Data listing:
* BEGIN *

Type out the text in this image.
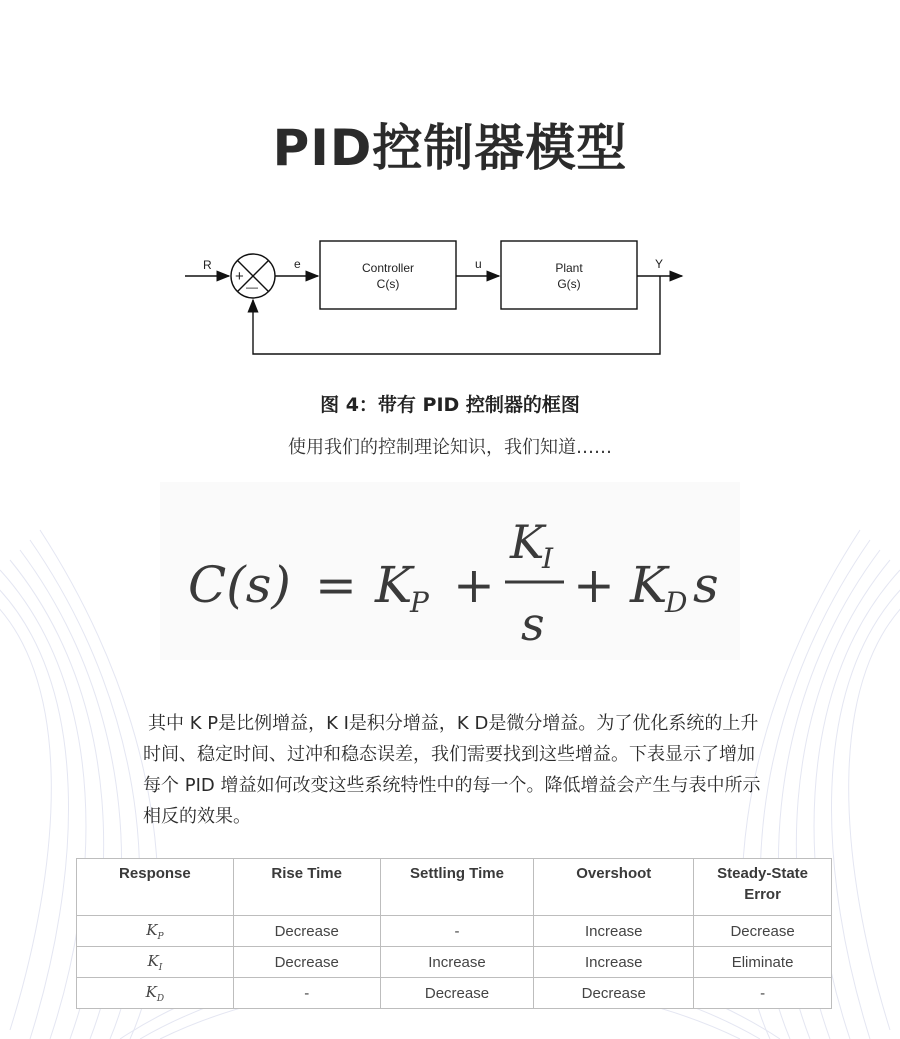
PID控制器模型
R	e	u	Y
+
—
Controller
C(s)
Plant
G(s)
图 4：带有 PID 控制器的框图
使用我们的控制理论知识，我们知道……
C(s) = K
P +
K
I
s
+ K
D s
其中 K P是比例增益，K I是积分增益，K D是微分增益。为了优化系统的上升
时间、稳定时间、过冲和稳态误差，我们需要找到这些增益。下表显示了增加
每个 PID 增益如何改变这些系统特性中的每一个。降低增益会产生与表中所示
相反的效果。
Response	Rise Time	Settling Time	Overshoot	Steady-State
Error
$K_P$	Decrease	-	Increase	Decrease
$K_I$	Decrease	Increase	Increase	Eliminate
$K_D$	-	Decrease	Decrease	-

* END *

TASK PROMPT: Transcribe the listing in full. Omit the pictures and keep every line exact.

SOLUTION TO THIS TASK:
Type out the text in this image.
PID控制器模型
R	e	u	Y
+
—
Controller
C(s)
Plant
G(s)
图 4：带有 PID 控制器的框图
使用我们的控制理论知识，我们知道……
C(s) = K
P +
K
I
s
+ K
D s
其中 K P是比例增益，K I是积分增益，K D是微分增益。为了优化系统的上升
时间、稳定时间、过冲和稳态误差，我们需要找到这些增益。下表显示了增加
每个 PID 增益如何改变这些系统特性中的每一个。降低增益会产生与表中所示
相反的效果。
Response	Rise Time	Settling Time	Overshoot	Steady-State
Error
$K_P$	Decrease	-	Increase	Decrease
$K_I$	Decrease	Increase	Increase	Eliminate
$K_D$	-	Decrease	Decrease	-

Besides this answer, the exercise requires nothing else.